- **Exercise description**: Give an exact copy of every line, leaving images out.

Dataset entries
-------------------------

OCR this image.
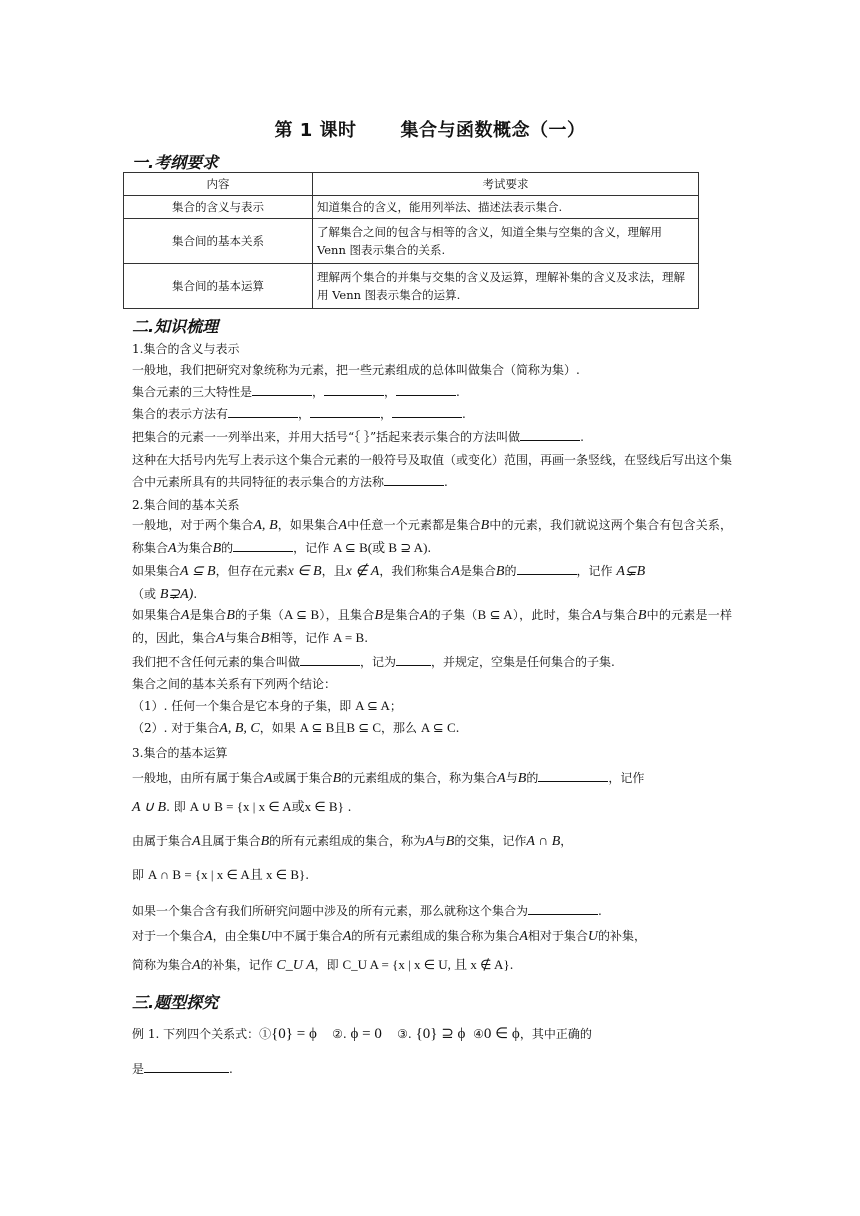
第 1 课时 集合与函数概念（一）
一.考纲要求
内容	考试要求
集合的含义与表示	知道集合的含义，能用列举法、描述法表示集合.
集合间的基本关系	了解集合之间的包含与相等的含义，知道全集与空集的含义，理解用 Venn 图表示集合的关系.
集合间的基本运算	理解两个集合的并集与交集的含义及运算，理解补集的含义及求法，理解用 Venn 图表示集合的运算.
二.知识梳理
1.集合的含义与表示
一般地，我们把研究对象统称为元素，把一些元素组成的总体叫做集合（简称为集）.
集合元素的三大特性是	，	，	.
集合的表示方法有	，	，	.
把集合的元素一一列举出来，并用大括号“｛ ｝”括起来表示集合的方法叫做	.
这种在大括号内先写上表示这个集合元素的一般符号及取值（或变化）范围，再画一条竖线，在竖线后写出这个集合中元素所具有的共同特征的表示集合的方法称	.
2.集合间的基本关系
一般地，对于两个集合A, B，如果集合A中任意一个元素都是集合B中的元素，我们就说这两个集合有包含关系，称集合A为集合B的	，记作 A ⊆ B(或 B ⊇ A).
如果集合A ⊆ B，但存在元素x ∈ B，且x ∉ A，我们称集合A是集合B的	，记作 A⊊B
（或 B⊋A).
如果集合A是集合B的子集（A ⊆ B），且集合B是集合A的子集（B ⊆ A），此时，集合A与集合B中的元素是一样的，因此，集合A与集合B相等，记作 A = B.
我们把不含任何元素的集合叫做	，记为	，并规定，空集是任何集合的子集.
集合之间的基本关系有下列两个结论：
（1）. 任何一个集合是它本身的子集，即 A ⊆ A；
（2）. 对于集合A, B, C，如果 A ⊆ B且B ⊆ C，那么 A ⊆ C.
3.集合的基本运算
一般地，由所有属于集合A或属于集合B的元素组成的集合，称为集合A与B的	，记作
A ∪ B. 即 A ∪ B = {x | x ∈ A或x ∈ B} .
由属于集合A且属于集合B的所有元素组成的集合，称为A与B的交集，记作A ∩ B，
即 A ∩ B = {x | x ∈ A且 x ∈ B}.
如果一个集合含有我们所研究问题中涉及的所有元素，那么就称这个集合为	.
对于一个集合A，由全集U中不属于集合A的所有元素组成的集合称为集合A相对于集合U的补集，
简称为集合A的补集，记作 C_U A，即 C_U A = {x | x ∈ U, 且 x ∉ A}.
三.题型探究
例 1. 下列四个关系式：①{0} = ϕ ②. ϕ = 0 ③. {0} ⊇ ϕ ④0 ∈ ϕ，其中正确的
是	.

-------------------------

- **Correct result**:
OCR this image.
第 1 课时 集合与函数概念（一）
一.考纲要求
内容	考试要求
集合的含义与表示	知道集合的含义，能用列举法、描述法表示集合.
集合间的基本关系	了解集合之间的包含与相等的含义，知道全集与空集的含义，理解用 Venn 图表示集合的关系.
集合间的基本运算	理解两个集合的并集与交集的含义及运算，理解补集的含义及求法，理解用 Venn 图表示集合的运算.
二.知识梳理
1.集合的含义与表示
一般地，我们把研究对象统称为元素，把一些元素组成的总体叫做集合（简称为集）.
集合元素的三大特性是	，	，	.
集合的表示方法有	，	，	.
把集合的元素一一列举出来，并用大括号“｛ ｝”括起来表示集合的方法叫做	.
这种在大括号内先写上表示这个集合元素的一般符号及取值（或变化）范围，再画一条竖线，在竖线后写出这个集合中元素所具有的共同特征的表示集合的方法称	.
2.集合间的基本关系
一般地，对于两个集合A, B，如果集合A中任意一个元素都是集合B中的元素，我们就说这两个集合有包含关系，称集合A为集合B的	，记作 A ⊆ B(或 B ⊇ A).
如果集合A ⊆ B，但存在元素x ∈ B，且x ∉ A，我们称集合A是集合B的	，记作 A⊊B
（或 B⊋A).
如果集合A是集合B的子集（A ⊆ B），且集合B是集合A的子集（B ⊆ A），此时，集合A与集合B中的元素是一样的，因此，集合A与集合B相等，记作 A = B.
我们把不含任何元素的集合叫做	，记为	，并规定，空集是任何集合的子集.
集合之间的基本关系有下列两个结论：
（1）. 任何一个集合是它本身的子集，即 A ⊆ A；
（2）. 对于集合A, B, C，如果 A ⊆ B且B ⊆ C，那么 A ⊆ C.
3.集合的基本运算
一般地，由所有属于集合A或属于集合B的元素组成的集合，称为集合A与B的	，记作
A ∪ B. 即 A ∪ B = {x | x ∈ A或x ∈ B} .
由属于集合A且属于集合B的所有元素组成的集合，称为A与B的交集，记作A ∩ B，
即 A ∩ B = {x | x ∈ A且 x ∈ B}.
如果一个集合含有我们所研究问题中涉及的所有元素，那么就称这个集合为	.
对于一个集合A，由全集U中不属于集合A的所有元素组成的集合称为集合A相对于集合U的补集，
简称为集合A的补集，记作 C_U A，即 C_U A = {x | x ∈ U, 且 x ∉ A}.
三.题型探究
例 1. 下列四个关系式：①{0} = ϕ ②. ϕ = 0 ③. {0} ⊇ ϕ ④0 ∈ ϕ，其中正确的
是	.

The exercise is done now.